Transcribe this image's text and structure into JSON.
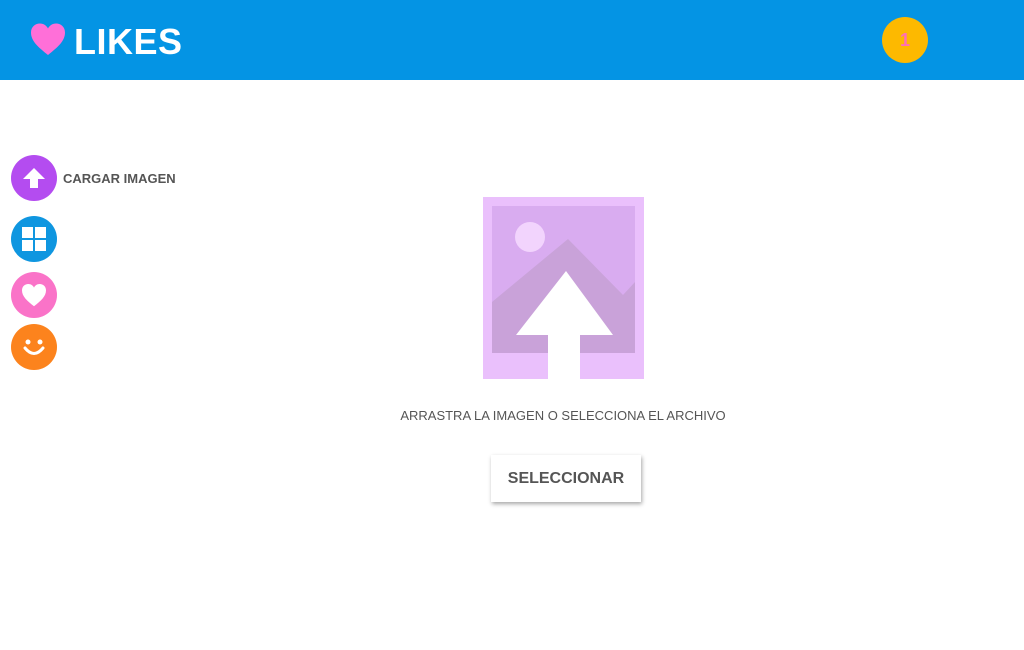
{
  "header": {
    "title": "LIKES",
    "notification_count": "1",
    "background_color": "#0494e4",
    "logo_icon": "heart-icon"
  },
  "sidebar": {
    "items": [
      {
        "label": "CARGAR IMAGEN",
        "icon": "upload-arrow-icon",
        "color": "#b44cf0"
      },
      {
        "label": "",
        "icon": "grid-icon",
        "color": "#0f96e0"
      },
      {
        "label": "",
        "icon": "heart-icon",
        "color": "#fa73c8"
      },
      {
        "label": "",
        "icon": "smile-icon",
        "color": "#fc831d"
      }
    ]
  },
  "upload": {
    "illustration_icon": "image-upload-icon",
    "instructions": "ARRASTRA LA IMAGEN O SELECCIONA EL ARCHIVO",
    "button_label": "SELECCIONAR"
  }
}
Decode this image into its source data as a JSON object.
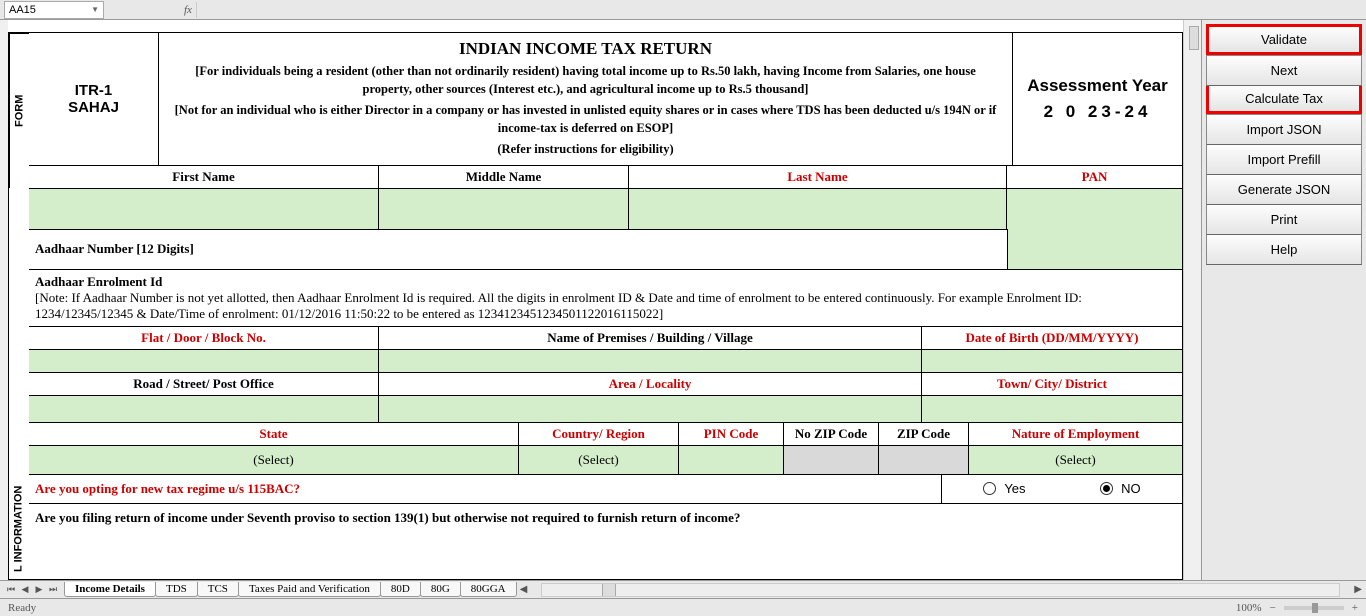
{
  "nameBox": "AA15",
  "form": {
    "vertLabel1": "FORM",
    "vertLabel2": "L INFORMATION",
    "itrLine1": "ITR-1",
    "itrLine2": "SAHAJ",
    "title": "INDIAN INCOME TAX RETURN",
    "subtitle1": "[For individuals being a resident (other than not ordinarily resident) having total income up to Rs.50 lakh, having Income from Salaries, one house property, other sources (Interest etc.), and agricultural income up to Rs.5 thousand]",
    "subtitle2": "[Not for an individual who is either Director in a company or has invested in unlisted equity shares or in cases where TDS has been deducted u/s 194N or if income-tax is deferred on ESOP]",
    "subtitle3": "(Refer instructions for eligibility)",
    "ayLabel": "Assessment Year",
    "ayYear": "2 0 23-24",
    "headers": {
      "firstName": "First Name",
      "middleName": "Middle Name",
      "lastName": "Last Name",
      "pan": "PAN"
    },
    "aadhaarLabel": "Aadhaar Number [12 Digits]",
    "enrolLabel": "Aadhaar Enrolment Id",
    "enrolNote": "[Note: If Aadhaar Number is not yet allotted, then Aadhaar Enrolment Id is required. All the digits in enrolment ID & Date and time of enrolment to be entered continuously. For example Enrolment ID: 1234/12345/12345 & Date/Time of enrolment: 01/12/2016 11:50:22 to be entered as 1234123451234501122016115022]",
    "addr1": {
      "flat": "Flat / Door / Block No.",
      "premises": "Name of Premises / Building / Village",
      "dob": "Date of Birth (DD/MM/YYYY)"
    },
    "addr2": {
      "road": "Road / Street/ Post Office",
      "area": "Area / Locality",
      "town": "Town/ City/ District"
    },
    "sel": {
      "state": "State",
      "country": "Country/ Region",
      "pin": "PIN Code",
      "nozip": "No ZIP Code",
      "zip": "ZIP Code",
      "nature": "Nature of Employment",
      "selectText": "(Select)"
    },
    "q1": "Are you opting for new tax regime u/s 115BAC?",
    "q2": "Are you filing return of income under Seventh proviso to section 139(1) but otherwise not required to furnish return of income?",
    "yes": "Yes",
    "no": "NO"
  },
  "sidebar": {
    "validate": "Validate",
    "next": "Next",
    "calc": "Calculate Tax",
    "importJson": "Import JSON",
    "importPrefill": "Import Prefill",
    "genJson": "Generate JSON",
    "print": "Print",
    "help": "Help"
  },
  "tabs": [
    "Income Details",
    "TDS",
    "TCS",
    "Taxes Paid and Verification",
    "80D",
    "80G",
    "80GGA"
  ],
  "status": "Ready",
  "zoom": "100%"
}
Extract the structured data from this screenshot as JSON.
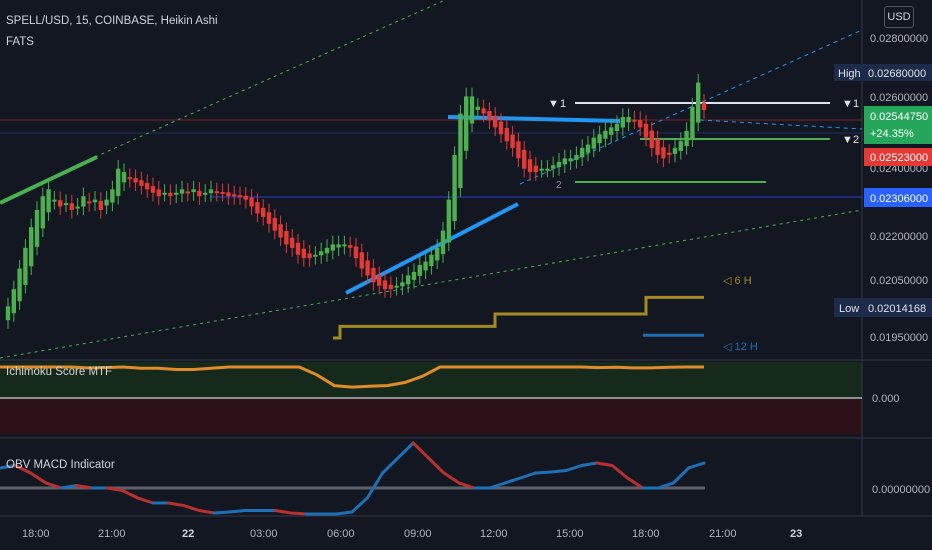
{
  "header": {
    "symbol_line": "SPELL/USD, 15, COINBASE, Heikin Ashi",
    "indicator": "FATS"
  },
  "currency_button": "USD",
  "panes": {
    "ichimoku_label": "Ichimoku Score MTF",
    "ichimoku_value": "0.000",
    "macd_label": "OBV MACD Indicator",
    "macd_value": "0.00000000"
  },
  "price_axis": {
    "ticks": [
      "0.02800000",
      "0.02600000",
      "0.02200000",
      "0.02050000",
      "0.01950000"
    ],
    "hidden_tick": "0.02400000",
    "high_label": "High",
    "high_value": "0.02680000",
    "low_label": "Low",
    "low_value": "0.02014168",
    "last_price": "0.02544750",
    "change_pct": "+24.35%",
    "red_level": "0.02523000",
    "blue_level": "0.02306000"
  },
  "time_axis": [
    "18:00",
    "21:00",
    "22",
    "03:00",
    "06:00",
    "09:00",
    "12:00",
    "15:00",
    "18:00",
    "21:00",
    "23"
  ],
  "annotations": {
    "level_1_left": "1",
    "level_1_right": "1",
    "level_2_right": "2",
    "level_2_mid": "2",
    "mtf_6h": "6 H",
    "mtf_12h": "12 H"
  },
  "colors": {
    "background": "#131722",
    "bull": "#4caf50",
    "bear": "#e53935",
    "trendline_blue": "#2196f3",
    "gold": "#a38a23",
    "orange": "#e08c2a",
    "obv_blue": "#1e6fb5",
    "obv_red": "#b8302f"
  },
  "chart_data": {
    "type": "candlestick",
    "style": "Heikin Ashi",
    "symbol": "SPELL/USD",
    "interval": "15",
    "exchange": "COINBASE",
    "y_range": [
      0.0186,
      0.029
    ],
    "high": 0.0268,
    "low": 0.02014168,
    "last": 0.0254475,
    "change_pct": 24.35,
    "levels": [
      0.02523,
      0.02306
    ],
    "closes": [
      0.0201,
      0.0206,
      0.0212,
      0.0218,
      0.0224,
      0.0229,
      0.0233,
      0.0235,
      0.0232,
      0.023,
      0.0231,
      0.0229,
      0.023,
      0.0233,
      0.0231,
      0.0232,
      0.0229,
      0.0232,
      0.0235,
      0.0241,
      0.024,
      0.0238,
      0.0237,
      0.0236,
      0.0235,
      0.0234,
      0.0233,
      0.0234,
      0.0233,
      0.0234,
      0.0235,
      0.0234,
      0.0235,
      0.0233,
      0.0234,
      0.0235,
      0.0234,
      0.0234,
      0.0233,
      0.0233,
      0.0233,
      0.0232,
      0.023,
      0.0228,
      0.0227,
      0.0225,
      0.0223,
      0.0221,
      0.0219,
      0.0218,
      0.0216,
      0.0215,
      0.0215,
      0.0216,
      0.0217,
      0.0218,
      0.0219,
      0.0219,
      0.0219,
      0.0218,
      0.0215,
      0.0212,
      0.021,
      0.0208,
      0.0207,
      0.0206,
      0.0206,
      0.0207,
      0.0208,
      0.021,
      0.0211,
      0.0213,
      0.0214,
      0.0216,
      0.0218,
      0.0223,
      0.0232,
      0.0245,
      0.0257,
      0.0262,
      0.0262,
      0.0259,
      0.0257,
      0.0255,
      0.0253,
      0.0251,
      0.0249,
      0.0247,
      0.0244,
      0.0241,
      0.024,
      0.024,
      0.0241,
      0.0241,
      0.0242,
      0.0243,
      0.0244,
      0.0244,
      0.0245,
      0.0247,
      0.0248,
      0.025,
      0.0251,
      0.0252,
      0.0253,
      0.0254,
      0.0256,
      0.0256,
      0.0255,
      0.0253,
      0.025,
      0.0247,
      0.0245,
      0.0244,
      0.0245,
      0.0247,
      0.0249,
      0.0252,
      0.0259,
      0.0266,
      0.0258
    ],
    "mtf_6h_line": [
      0.01918,
      0.01918,
      0.01952,
      0.01952,
      0.01952,
      0.01952,
      0.01988,
      0.01988,
      0.01988,
      0.02036,
      0.02036
    ],
    "mtf_12h_line": [
      0.01926,
      0.01926
    ],
    "ichimoku_score": [
      1,
      1,
      1,
      1,
      1,
      0.97,
      0.98,
      1,
      0.96,
      0.96,
      0.92,
      0.92,
      0.96,
      1,
      1,
      1,
      1,
      1,
      0.75,
      0.4,
      0.35,
      0.38,
      0.4,
      0.5,
      0.7,
      1,
      1,
      1,
      1,
      1,
      1,
      1,
      1,
      1,
      0.98,
      0.99,
      0.97,
      0.97,
      0.99,
      1,
      1
    ],
    "obv_macd": [
      0.4,
      0.45,
      0.3,
      0.1,
      0.0,
      0.05,
      0.0,
      0.0,
      -0.05,
      -0.2,
      -0.3,
      -0.3,
      -0.35,
      -0.45,
      -0.5,
      -0.48,
      -0.45,
      -0.45,
      -0.45,
      -0.5,
      -0.52,
      -0.52,
      -0.52,
      -0.48,
      -0.2,
      0.3,
      0.6,
      0.9,
      0.6,
      0.3,
      0.1,
      0.0,
      0.0,
      0.1,
      0.2,
      0.3,
      0.32,
      0.35,
      0.45,
      0.5,
      0.45,
      0.2,
      0.0,
      0.0,
      0.1,
      0.4,
      0.5
    ]
  }
}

**What you need to do:**
Report how many lines of the data hold the string "Heikin"; give only the number.

**Exercise output:**
2